DIRECTIONS
Extract the whole listing as it stands. Do not include the pictures.

Chart and figure data:
>> BEGIN

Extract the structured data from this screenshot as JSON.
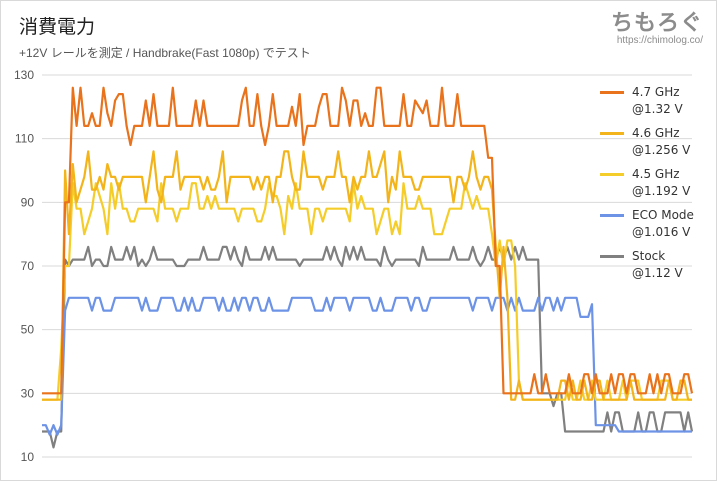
{
  "header": {
    "title": "消費電力",
    "subtitle": "+12V レールを測定  / Handbrake(Fast 1080p) でテスト",
    "logo_text": "ちもろぐ",
    "logo_url": "https://chimolog.co/"
  },
  "chart_data": {
    "type": "line",
    "title": "消費電力",
    "subtitle": "+12V レールを測定  / Handbrake(Fast 1080p) でテスト",
    "xlabel": "",
    "ylabel": "",
    "ylim": [
      10,
      130
    ],
    "yticks": [
      10,
      30,
      50,
      70,
      90,
      110,
      130
    ],
    "grid": "horizontal",
    "legend_position": "right",
    "x_count": 170,
    "series": [
      {
        "name": "4.7 GHz\n@1.32 V",
        "color": "#e8731c",
        "phases": [
          {
            "from": 0,
            "to": 6,
            "base": 30,
            "alt": []
          },
          {
            "from": 6,
            "to": 8,
            "base": 90,
            "alt": [
              110
            ]
          },
          {
            "from": 8,
            "to": 116,
            "base": 114,
            "alt": [
              118,
              122,
              126,
              108,
              120,
              124
            ]
          },
          {
            "from": 116,
            "to": 118,
            "base": 104,
            "alt": [
              112
            ]
          },
          {
            "from": 118,
            "to": 120,
            "base": 70,
            "alt": []
          },
          {
            "from": 120,
            "to": 170,
            "base": 30,
            "alt": [
              36
            ]
          }
        ]
      },
      {
        "name": "4.6 GHz\n@1.256 V",
        "color": "#f2b41a",
        "phases": [
          {
            "from": 0,
            "to": 6,
            "base": 28,
            "alt": []
          },
          {
            "from": 6,
            "to": 8,
            "base": 80,
            "alt": [
              100
            ]
          },
          {
            "from": 8,
            "to": 118,
            "base": 98,
            "alt": [
              102,
              106,
              94,
              90
            ]
          },
          {
            "from": 118,
            "to": 122,
            "base": 76,
            "alt": [
              60
            ]
          },
          {
            "from": 122,
            "to": 170,
            "base": 28,
            "alt": [
              34
            ]
          }
        ]
      },
      {
        "name": "4.5 GHz\n@1.192 V",
        "color": "#f5cd2a",
        "phases": [
          {
            "from": 0,
            "to": 6,
            "base": 28,
            "alt": [
              44
            ]
          },
          {
            "from": 6,
            "to": 8,
            "base": 70,
            "alt": [
              84
            ]
          },
          {
            "from": 8,
            "to": 118,
            "base": 88,
            "alt": [
              92,
              96,
              84,
              80
            ]
          },
          {
            "from": 118,
            "to": 124,
            "base": 70,
            "alt": [
              78
            ]
          },
          {
            "from": 124,
            "to": 170,
            "base": 28,
            "alt": [
              34
            ]
          }
        ]
      },
      {
        "name": "ECO Mode\n@1.016 V",
        "color": "#6d93e6",
        "phases": [
          {
            "from": 0,
            "to": 6,
            "base": 20,
            "alt": [
              17
            ]
          },
          {
            "from": 6,
            "to": 140,
            "base": 60,
            "alt": [
              56
            ]
          },
          {
            "from": 140,
            "to": 144,
            "base": 54,
            "alt": [
              58
            ]
          },
          {
            "from": 144,
            "to": 150,
            "base": 20,
            "alt": [
              16
            ]
          },
          {
            "from": 150,
            "to": 170,
            "base": 18,
            "alt": []
          }
        ]
      },
      {
        "name": "Stock\n@1.12 V",
        "color": "#808080",
        "phases": [
          {
            "from": 0,
            "to": 6,
            "base": 18,
            "alt": [
              13
            ]
          },
          {
            "from": 6,
            "to": 130,
            "base": 72,
            "alt": [
              76,
              70
            ]
          },
          {
            "from": 130,
            "to": 136,
            "base": 30,
            "alt": [
              26
            ]
          },
          {
            "from": 136,
            "to": 170,
            "base": 18,
            "alt": [
              24
            ]
          }
        ]
      }
    ]
  }
}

>> END

ANSWER IN FULL
Extract the structured data from this screenshot as JSON.
{
  "header": {
    "title": "消費電力",
    "subtitle": "+12V レールを測定  / Handbrake(Fast 1080p) でテスト",
    "logo_text": "ちもろぐ",
    "logo_url": "https://chimolog.co/"
  },
  "chart_data": {
    "type": "line",
    "title": "消費電力",
    "subtitle": "+12V レールを測定  / Handbrake(Fast 1080p) でテスト",
    "xlabel": "",
    "ylabel": "",
    "ylim": [
      10,
      130
    ],
    "yticks": [
      10,
      30,
      50,
      70,
      90,
      110,
      130
    ],
    "grid": "horizontal",
    "legend_position": "right",
    "x_count": 170,
    "series": [
      {
        "name": "4.7 GHz\n@1.32 V",
        "color": "#e8731c",
        "phases": [
          {
            "from": 0,
            "to": 6,
            "base": 30,
            "alt": []
          },
          {
            "from": 6,
            "to": 8,
            "base": 90,
            "alt": [
              110
            ]
          },
          {
            "from": 8,
            "to": 116,
            "base": 114,
            "alt": [
              118,
              122,
              126,
              108,
              120,
              124
            ]
          },
          {
            "from": 116,
            "to": 118,
            "base": 104,
            "alt": [
              112
            ]
          },
          {
            "from": 118,
            "to": 120,
            "base": 70,
            "alt": []
          },
          {
            "from": 120,
            "to": 170,
            "base": 30,
            "alt": [
              36
            ]
          }
        ]
      },
      {
        "name": "4.6 GHz\n@1.256 V",
        "color": "#f2b41a",
        "phases": [
          {
            "from": 0,
            "to": 6,
            "base": 28,
            "alt": []
          },
          {
            "from": 6,
            "to": 8,
            "base": 80,
            "alt": [
              100
            ]
          },
          {
            "from": 8,
            "to": 118,
            "base": 98,
            "alt": [
              102,
              106,
              94,
              90
            ]
          },
          {
            "from": 118,
            "to": 122,
            "base": 76,
            "alt": [
              60
            ]
          },
          {
            "from": 122,
            "to": 170,
            "base": 28,
            "alt": [
              34
            ]
          }
        ]
      },
      {
        "name": "4.5 GHz\n@1.192 V",
        "color": "#f5cd2a",
        "phases": [
          {
            "from": 0,
            "to": 6,
            "base": 28,
            "alt": [
              44
            ]
          },
          {
            "from": 6,
            "to": 8,
            "base": 70,
            "alt": [
              84
            ]
          },
          {
            "from": 8,
            "to": 118,
            "base": 88,
            "alt": [
              92,
              96,
              84,
              80
            ]
          },
          {
            "from": 118,
            "to": 124,
            "base": 70,
            "alt": [
              78
            ]
          },
          {
            "from": 124,
            "to": 170,
            "base": 28,
            "alt": [
              34
            ]
          }
        ]
      },
      {
        "name": "ECO Mode\n@1.016 V",
        "color": "#6d93e6",
        "phases": [
          {
            "from": 0,
            "to": 6,
            "base": 20,
            "alt": [
              17
            ]
          },
          {
            "from": 6,
            "to": 140,
            "base": 60,
            "alt": [
              56
            ]
          },
          {
            "from": 140,
            "to": 144,
            "base": 54,
            "alt": [
              58
            ]
          },
          {
            "from": 144,
            "to": 150,
            "base": 20,
            "alt": [
              16
            ]
          },
          {
            "from": 150,
            "to": 170,
            "base": 18,
            "alt": []
          }
        ]
      },
      {
        "name": "Stock\n@1.12 V",
        "color": "#808080",
        "phases": [
          {
            "from": 0,
            "to": 6,
            "base": 18,
            "alt": [
              13
            ]
          },
          {
            "from": 6,
            "to": 130,
            "base": 72,
            "alt": [
              76,
              70
            ]
          },
          {
            "from": 130,
            "to": 136,
            "base": 30,
            "alt": [
              26
            ]
          },
          {
            "from": 136,
            "to": 170,
            "base": 18,
            "alt": [
              24
            ]
          }
        ]
      }
    ]
  }
}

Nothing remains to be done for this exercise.